The World Without Us
- Author: Mireille Juchau
- Language: English
- Genre: Literary novel
- Publisher: Bloomsbury Publishing
- Publication date: 1 August 2015
- Publication place: Australia
- Media type: Print
- Pages: 293 pp.
- Awards: 2016 Victorian Premier's Prize for Fiction, winner
- ISBN: 9781408866504

= The World Without Us (novel) =

2015 novel by Australian author Mireille Juchau

The World Without Us is a 2015 novel by the Australian author Mireille Juchau.

It was the winner of the 2016 Victorian Premier's Prize for Fiction.

==Synopsis==
The youngest daughter of the Müller family has died from leukaemia and the remaining members all grieve her loss in their own ways: Evangeline, the mother, becomes disengaged from the rest of the family; Tess the eldest child, has become totally silent; while Meg and her father try to hold the family together.

==Critical reception==

Reviewing the novel in Australian Book Review Susan Lever noted "this novel addresses the grief of several characters who have lost family members, and it offers language and art as partial consolation."

*Challenges*.
1. Reproduce word for word the part of the article on the novel The World Without Us above, everything from "The World Without Us is" down to "the family together.".
2. Proceed with the article on the novel The World Without Us, picking up right after its final sentence.

*Supplied information*.
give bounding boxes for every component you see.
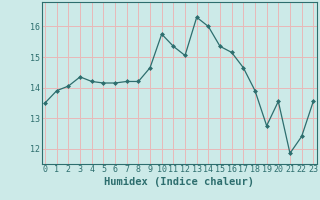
X-axis label: Humidex (Indice chaleur): Humidex (Indice chaleur) (104, 177, 254, 187)
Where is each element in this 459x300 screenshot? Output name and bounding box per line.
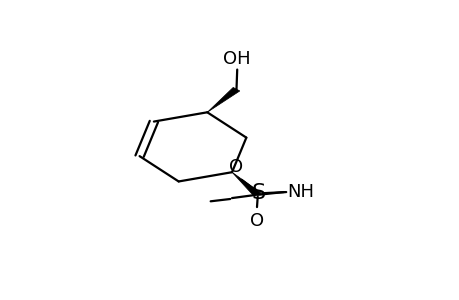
Text: NH: NH [287,183,313,201]
Polygon shape [231,172,261,196]
Text: O: O [229,158,242,176]
Polygon shape [207,87,239,112]
Text: OH: OH [223,50,251,68]
Text: S: S [251,183,265,203]
Text: O: O [249,212,263,230]
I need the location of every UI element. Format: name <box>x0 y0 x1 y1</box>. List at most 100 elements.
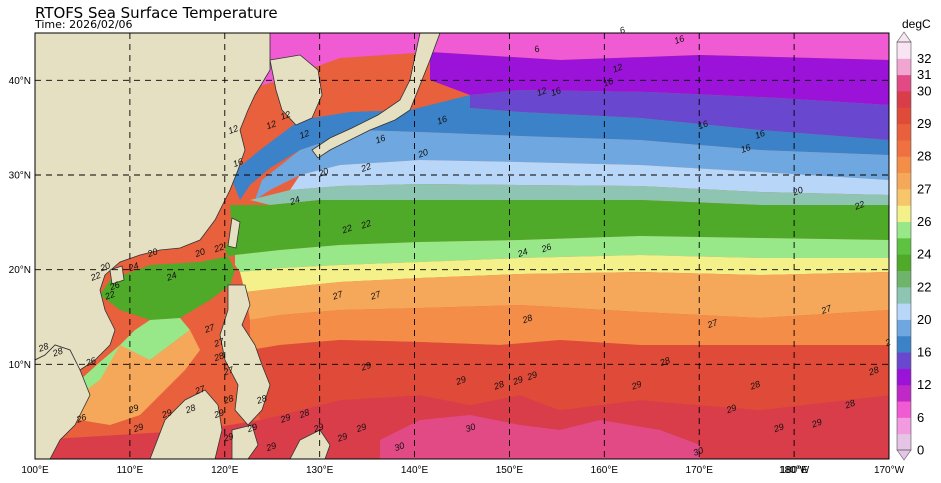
y-tick-label: 10°N <box>9 360 31 371</box>
contour-label: 16 <box>753 128 766 141</box>
colorbar-segment <box>897 368 911 386</box>
colorbar-extend-max <box>896 31 912 43</box>
contour-label: 29 <box>525 369 539 382</box>
x-tick-label: 150°E <box>496 465 524 476</box>
colorbar-segment <box>897 384 911 402</box>
band-orange <box>250 305 889 350</box>
band-orange-light <box>70 272 889 425</box>
contour-label: 28 <box>658 355 672 368</box>
colorbar-segment <box>897 156 911 174</box>
contour-label: 28 <box>866 365 880 378</box>
contour-label: 20 <box>145 246 159 259</box>
contour-label: 6 <box>533 44 541 55</box>
contour-label: 29 <box>629 379 643 392</box>
colorbar-tick-label: 24 <box>917 247 931 262</box>
contour-label: 27 <box>819 303 834 317</box>
colorbar-tick-label: 31 <box>917 67 931 82</box>
contour-label: 28 <box>36 341 50 354</box>
band-red-center <box>250 340 889 420</box>
contour-label: 29 <box>264 440 278 453</box>
colorbar-tick-label: 28 <box>917 149 931 164</box>
contour-label: 29 <box>809 417 823 430</box>
colorbar-frame <box>896 41 912 451</box>
contour-label: 27 <box>221 364 236 378</box>
band-blue <box>230 95 889 200</box>
x-tick-label: 140°E <box>401 465 429 476</box>
colorbar-segment <box>897 188 911 206</box>
colorbar-segment <box>897 254 911 271</box>
contour-label: 20 <box>790 185 804 198</box>
contour-label: 29 <box>354 421 368 434</box>
land-sulawesi <box>231 424 259 459</box>
land-taiwan <box>227 217 241 249</box>
contour-label: 28 <box>183 402 197 415</box>
colorbar-segment <box>897 107 911 125</box>
contour-label: 16 <box>602 76 615 89</box>
colorbar-segment <box>897 352 911 369</box>
contour-label: 22 <box>88 270 102 283</box>
contour-label: 6 <box>618 25 626 36</box>
band-violet <box>470 90 889 140</box>
contour-label: 28 <box>212 350 226 363</box>
colorbar-tick-label: 6 <box>917 410 924 425</box>
contour-label: 27 <box>368 288 383 302</box>
colorbar-tick-label: 32 <box>917 51 931 66</box>
colorbar-segment <box>897 74 911 92</box>
land-borneo <box>149 389 223 459</box>
contour-label: 26 <box>84 355 98 368</box>
band-purple <box>430 52 889 105</box>
contour-label: 12 <box>227 123 240 136</box>
colorbar-segment <box>897 139 911 157</box>
colorbar-segment <box>897 286 911 304</box>
x-tick-label: 120°E <box>211 465 239 476</box>
contour-label: 29 <box>454 374 468 387</box>
band-pink-warm <box>380 415 700 459</box>
band-lightblue <box>255 130 889 200</box>
contour-label: 16 <box>673 33 686 46</box>
contour-label: 16 <box>697 118 710 131</box>
colorbar-segment <box>897 123 911 141</box>
band-paleblue <box>290 160 889 195</box>
contour-label: 12 <box>279 109 292 122</box>
contour-label: 29 <box>771 421 785 434</box>
land-indochina <box>35 344 91 459</box>
x-tick-label: 110°E <box>117 465 144 476</box>
x-tick-label: 100°E <box>21 465 49 476</box>
contour-label: 24 <box>288 194 302 207</box>
colorbar-unit-label: degC <box>902 17 931 31</box>
contour-label: 29 <box>311 421 325 434</box>
contour-label: 16 <box>739 142 752 155</box>
x-tick-label: 160°E <box>591 465 619 476</box>
colorbar-segment <box>897 58 911 76</box>
colorbar-tick-label: 16 <box>917 345 931 360</box>
contour-label: 29 <box>335 431 349 444</box>
colorbar-segment <box>897 172 911 190</box>
contour-label: 29 <box>278 412 292 425</box>
colorbar-segment <box>897 401 911 418</box>
contour-label: 28 <box>748 379 762 392</box>
contour-label: 29 <box>159 407 173 420</box>
y-axis: 10°N 20°N 30°N 40°N <box>9 76 31 371</box>
contour-label: 22 <box>359 161 373 174</box>
plot-frame <box>34 32 890 460</box>
contour-label: 16 <box>374 133 387 146</box>
contour-label: 24 <box>164 270 178 283</box>
colorbar-tick-label: 12 <box>917 377 931 392</box>
colorbar-segment <box>897 237 911 255</box>
contour-label: 22 <box>359 218 373 231</box>
graticule <box>35 33 889 459</box>
x-axis: 100°E 110°E 120°E 130°E 140°E 150°E 160°E 170°E… <box>21 465 904 476</box>
contour-label: 16 <box>549 85 562 98</box>
band-lightgreen <box>60 236 889 410</box>
colorbar-segment <box>897 270 911 288</box>
contour-label: 22 <box>103 289 117 302</box>
contour-label: 26 <box>107 279 121 292</box>
contour-label: 29 <box>131 421 145 434</box>
contour-label: 29 <box>212 407 226 420</box>
colorbar-segment <box>897 42 911 59</box>
colorbar-extend-min <box>896 449 912 461</box>
colorbar-segment <box>897 303 911 320</box>
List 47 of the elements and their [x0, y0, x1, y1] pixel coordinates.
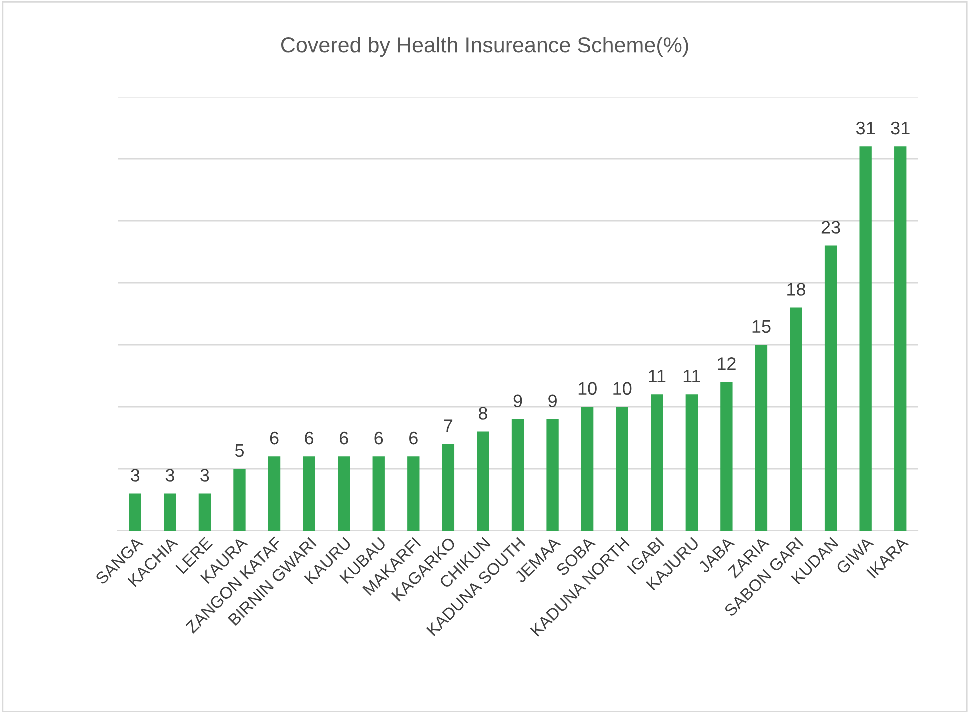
data-label: 10	[578, 382, 597, 396]
data-label: 15	[752, 320, 771, 334]
data-label: 3	[131, 469, 140, 482]
bar	[894, 146, 907, 531]
data-label: 31	[891, 122, 910, 135]
bar	[755, 345, 768, 531]
bar	[268, 456, 281, 531]
bar	[477, 432, 490, 531]
data-label: 11	[684, 370, 700, 383]
bar	[372, 456, 385, 531]
bar	[581, 407, 594, 531]
bar	[198, 494, 212, 531]
bar	[234, 469, 246, 531]
bar	[129, 494, 142, 531]
data-label: 7	[444, 420, 453, 432]
data-label: 6	[374, 432, 384, 445]
data-label: 11	[649, 370, 666, 383]
bar	[720, 382, 733, 531]
data-label: 31	[856, 122, 875, 135]
bar	[790, 308, 802, 531]
chart-title: Covered by Health Insureance Scheme(%)	[281, 36, 688, 58]
bar	[860, 146, 872, 531]
bar	[546, 419, 559, 531]
data-label: 12	[718, 358, 736, 370]
data-label: 10	[614, 382, 632, 396]
data-label: 23	[822, 221, 840, 234]
data-label: 9	[514, 394, 522, 408]
bar	[408, 456, 420, 531]
data-label: 3	[200, 469, 210, 482]
data-label: 6	[340, 432, 348, 445]
bar	[442, 444, 455, 531]
bar	[303, 456, 316, 531]
data-label: 9	[548, 394, 557, 408]
bar	[616, 407, 628, 531]
data-label: 3	[166, 469, 174, 482]
bar	[651, 394, 664, 531]
data-label: 8	[478, 407, 488, 420]
bar	[824, 246, 838, 531]
data-label: 6	[410, 432, 418, 445]
bar	[512, 419, 524, 531]
data-label: 6	[305, 432, 314, 445]
bar	[164, 494, 176, 531]
bar	[338, 456, 350, 531]
bar	[686, 394, 698, 531]
data-label: 6	[270, 432, 279, 445]
data-label: 5	[235, 444, 244, 458]
data-label: 18	[788, 283, 806, 296]
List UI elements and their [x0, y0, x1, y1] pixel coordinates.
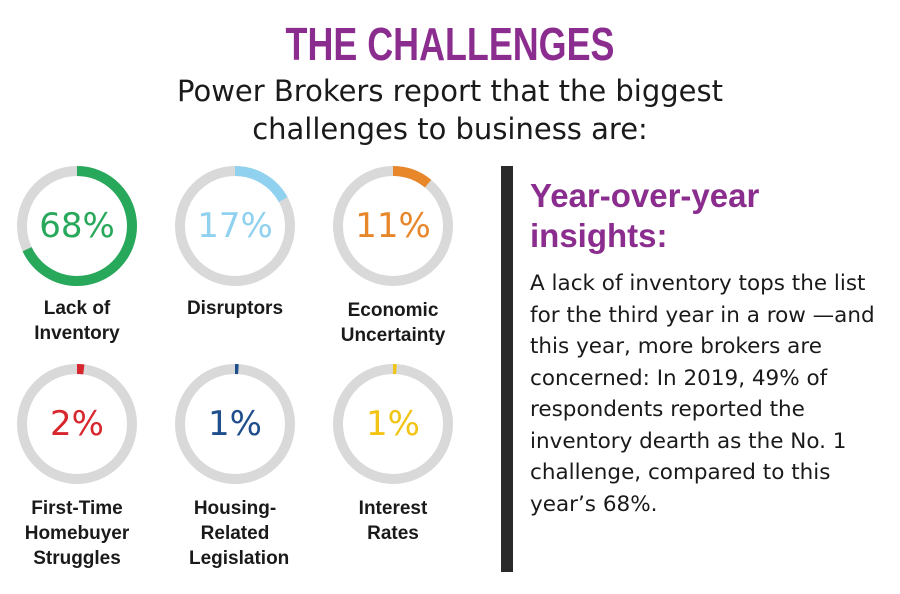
donut-ring — [333, 166, 453, 286]
donut-category-label: Disruptors — [186, 298, 284, 319]
donut-category-label: First-Time Homebuyer Struggles — [24, 498, 130, 569]
page-subtitle: Power Brokers report that the biggest ch… — [177, 74, 723, 146]
donut-ring — [175, 364, 295, 484]
donut-value-label: 1% — [366, 404, 420, 444]
donut-category-label: Economic Uncertainty — [340, 300, 446, 346]
donut-arc — [175, 364, 295, 484]
donut-category-label: Housing-Related Legislation — [189, 498, 290, 569]
donut-ring — [17, 364, 137, 484]
insights-heading: Year-over-year insights: — [530, 177, 760, 254]
donut-lack-of-inventory: 68% — [15, 164, 139, 288]
donut-interest-rates: 1% — [331, 362, 455, 486]
page-title: THE CHALLENGES — [285, 18, 615, 70]
donut-first-time-homebuyer-struggles: 2% — [15, 362, 139, 486]
donut-category-label: Lack of Inventory — [34, 298, 120, 344]
donut-arc — [175, 166, 295, 286]
donut-housing-related-legislation: 1% — [173, 362, 297, 486]
donut-economic-uncertainty: 11% — [331, 164, 455, 288]
donut-value-label: 68% — [39, 206, 115, 246]
donut-arc — [333, 166, 453, 286]
donut-value-label: 11% — [355, 206, 431, 246]
donut-category-label: Interest Rates — [358, 498, 428, 544]
donut-disruptors: 17% — [173, 164, 297, 288]
donut-arc — [17, 364, 137, 484]
donut-value-label: 1% — [208, 404, 262, 444]
donut-ring — [17, 166, 137, 286]
donut-value-label: 2% — [50, 404, 104, 444]
donut-ring — [333, 364, 453, 484]
donut-ring — [175, 166, 295, 286]
donut-arc — [17, 166, 137, 286]
vertical-divider — [501, 166, 513, 572]
donut-value-label: 17% — [197, 206, 273, 246]
insights-text: A lack of inventory tops the list for th… — [530, 271, 875, 517]
donut-arc — [333, 364, 453, 484]
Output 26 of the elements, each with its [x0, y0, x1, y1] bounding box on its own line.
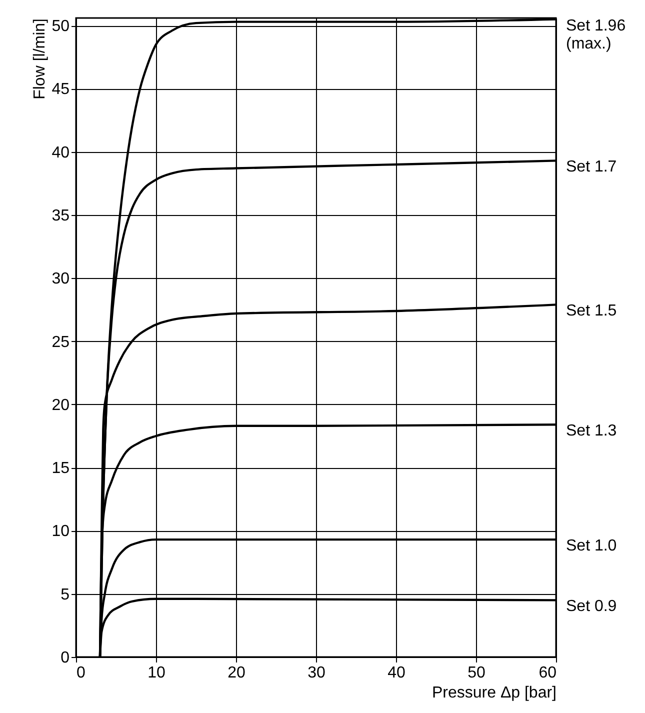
- x-tick-label: 30: [308, 664, 326, 682]
- y-tick-label: 50: [52, 18, 70, 36]
- series-label: Set 1.5: [566, 302, 617, 320]
- y-tick-label: 0: [60, 650, 70, 666]
- x-tick-label: 10: [148, 664, 166, 682]
- y-tick-label: 15: [52, 460, 70, 478]
- y-tick-label: 40: [52, 144, 70, 162]
- x-tick-label: 40: [388, 664, 406, 682]
- y-tick-label: 25: [52, 334, 70, 351]
- x-tick-label: 0: [76, 664, 86, 682]
- y-tick-label: 20: [52, 396, 70, 414]
- y-axis-title: Flow [l/min]: [32, 18, 49, 100]
- y-tick-label: 10: [52, 523, 70, 540]
- series-label: Set 0.9: [566, 598, 617, 616]
- x-tick-label: 60: [538, 664, 557, 682]
- y-tick-label: 45: [52, 81, 70, 98]
- x-tick-label: 50: [468, 664, 486, 682]
- series-label: Set 1.0: [566, 538, 617, 555]
- x-axis-title: Pressure Δp [bar]: [432, 684, 556, 702]
- y-tick-label: 30: [52, 270, 70, 288]
- y-tick-label: 5: [60, 586, 70, 604]
- series-label: Set 1.3: [566, 422, 617, 440]
- y-tick-label: 35: [52, 208, 70, 225]
- x-tick-label: 20: [228, 664, 246, 682]
- series-label: Set 1.96 (max.): [566, 17, 626, 52]
- series-label: Set 1.7: [566, 158, 617, 176]
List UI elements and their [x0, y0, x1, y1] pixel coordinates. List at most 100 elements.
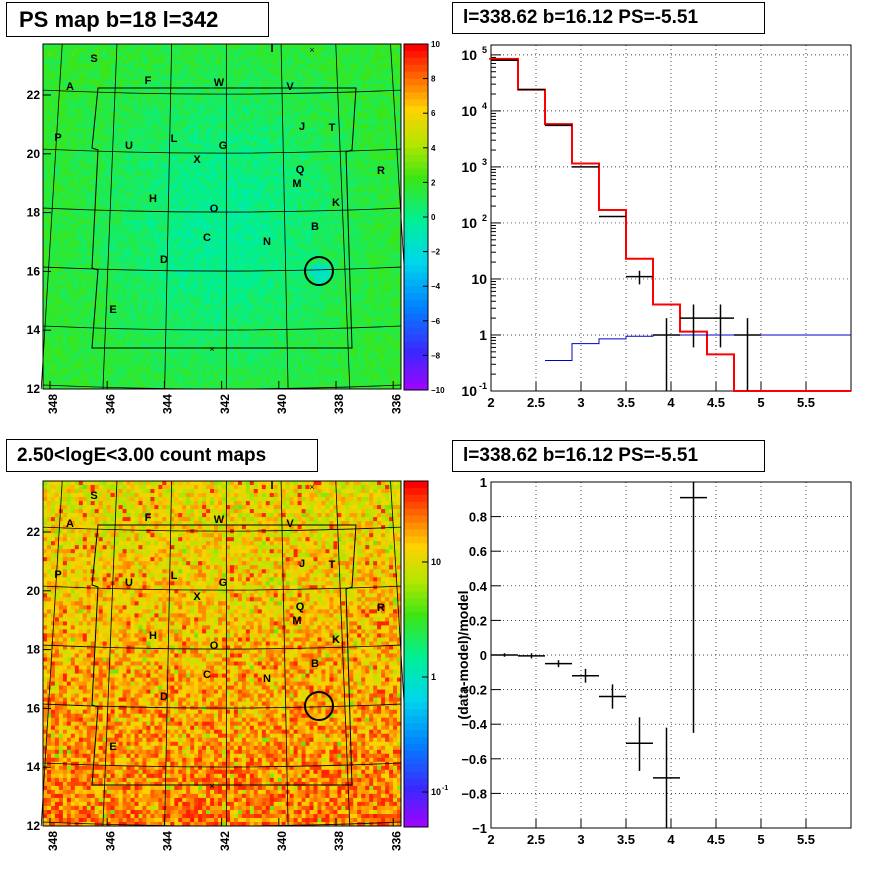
map-pixel	[277, 84, 283, 89]
map-pixel	[74, 156, 80, 161]
map-pixel	[253, 44, 259, 49]
map-pixel	[241, 108, 247, 113]
map-pixel	[341, 252, 346, 257]
map-pixel	[106, 132, 111, 137]
map-pixel	[134, 260, 139, 265]
map-pixel	[321, 116, 326, 121]
map-pixel	[309, 204, 314, 209]
map-pixel	[150, 176, 155, 181]
map-pixel	[70, 204, 76, 209]
map-pixel	[130, 192, 135, 197]
map-pixel	[301, 220, 306, 225]
map-pixel	[233, 48, 239, 53]
map-pixel	[297, 212, 302, 217]
map-pixel	[158, 76, 163, 81]
map-pixel	[309, 212, 314, 217]
map-pixel	[397, 160, 402, 165]
map-pixel	[265, 148, 271, 153]
map-pixel	[186, 192, 191, 197]
map-pixel	[285, 160, 290, 165]
map-pixel	[373, 244, 378, 249]
map-pixel	[198, 68, 203, 73]
map-pixel	[150, 240, 155, 245]
map-pixel	[62, 104, 68, 109]
map-pixel	[373, 132, 378, 137]
map-pixel	[249, 228, 255, 233]
map-pixel	[162, 144, 167, 149]
map-pixel	[58, 236, 64, 241]
map-pixel	[126, 132, 131, 137]
map-pixel	[381, 216, 386, 221]
map-pixel	[297, 248, 302, 253]
map-pixel	[237, 256, 243, 261]
map-pixel	[178, 128, 183, 133]
map-pixel	[210, 120, 215, 125]
map-pixel	[257, 212, 263, 217]
map-pixel	[122, 240, 127, 245]
map-pixel	[265, 112, 271, 117]
map-pixel	[313, 164, 318, 169]
map-pixel	[385, 180, 390, 185]
map-pixel	[138, 44, 143, 49]
map-pixel	[301, 168, 306, 173]
map-pixel	[249, 108, 255, 113]
map-pixel	[361, 60, 366, 65]
map-pixel	[297, 124, 302, 129]
map-pixel	[62, 252, 68, 257]
map-pixel	[349, 124, 354, 129]
map-pixel	[289, 248, 294, 253]
map-pixel	[58, 224, 64, 229]
map-pixel	[361, 68, 366, 73]
map-pixel	[102, 156, 108, 161]
map-pixel	[47, 80, 52, 85]
map-pixel	[341, 184, 346, 189]
map-pixel	[110, 92, 115, 97]
map-pixel	[237, 216, 243, 221]
map-pixel	[293, 52, 298, 57]
map-pixel	[62, 76, 68, 81]
map-pixel	[54, 140, 60, 145]
map-pixel	[58, 248, 64, 253]
map-pixel	[174, 196, 179, 201]
map-pixel	[337, 192, 342, 197]
map-pixel	[210, 72, 215, 77]
map-pixel	[174, 180, 179, 185]
map-pixel	[170, 224, 175, 229]
map-pixel	[285, 72, 290, 77]
map-pixel	[393, 48, 398, 53]
map-pixel	[194, 196, 199, 201]
map-pixel	[206, 232, 211, 237]
map-pixel	[397, 220, 402, 225]
map-pixel	[249, 148, 255, 153]
map-pixel	[90, 128, 96, 133]
map-pixel	[182, 148, 187, 153]
map-pixel	[74, 108, 80, 113]
map-pixel	[329, 128, 334, 133]
map-pixel	[341, 116, 346, 121]
map-pixel	[138, 68, 143, 73]
map-pixel	[361, 216, 366, 221]
map-pixel	[74, 48, 80, 53]
map-pixel	[369, 72, 374, 77]
map-pixel	[138, 224, 143, 229]
map-pixel	[265, 244, 271, 249]
map-pixel	[285, 236, 290, 241]
map-pixel	[281, 72, 287, 77]
map-pixel	[230, 96, 235, 101]
map-pixel	[142, 116, 147, 121]
map-pixel	[305, 172, 310, 177]
map-pixel	[162, 60, 167, 65]
map-pixel	[309, 124, 314, 129]
map-pixel	[94, 184, 100, 189]
map-pixel	[138, 156, 143, 161]
map-pixel	[74, 112, 80, 117]
map-pixel	[329, 204, 334, 209]
map-pixel	[289, 164, 294, 169]
map-pixel	[51, 220, 56, 225]
map-pixel	[285, 80, 290, 85]
map-pixel	[190, 68, 195, 73]
map-pixel	[329, 76, 334, 81]
map-pixel	[54, 60, 60, 65]
map-pixel	[241, 148, 247, 153]
map-pixel	[277, 224, 283, 229]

*Answers for the exercise*.
1.
The World Without Us is a 2015 novel by the Australian author Mireille Juchau.

It was the winner of the 2016 Victorian Premier's Prize for Fiction.

==Synopsis==
The youngest daughter of the Müller family has died from leukaemia and the remaining members all grieve her loss in their own ways: Evangeline, the mother, becomes disengaged from the rest of the family; Tess the eldest child, has become totally silent; while Meg and her father try to hold the family together.

2.
In The Newtown Review of Books Anna Marfording found a continuity of sorts from the author's other works. "In her previous novels, as well as in The World Without Us, Juchau has demonstrated great psychological insight into the inner lives of her characters. One of her prime interests lies in exploring the aftermath of traumatic events, especially loss and grief, and in doing so, she illuminates the human condition...it is a story not only of loss and grief, motherlessness and environmental destruction, but also of survival, renewal and the importance of community."

==Publication history==
After the novel's initial publication in Australia by Bloomsbury Publishing it was reprinted by the same publishing house in 2017.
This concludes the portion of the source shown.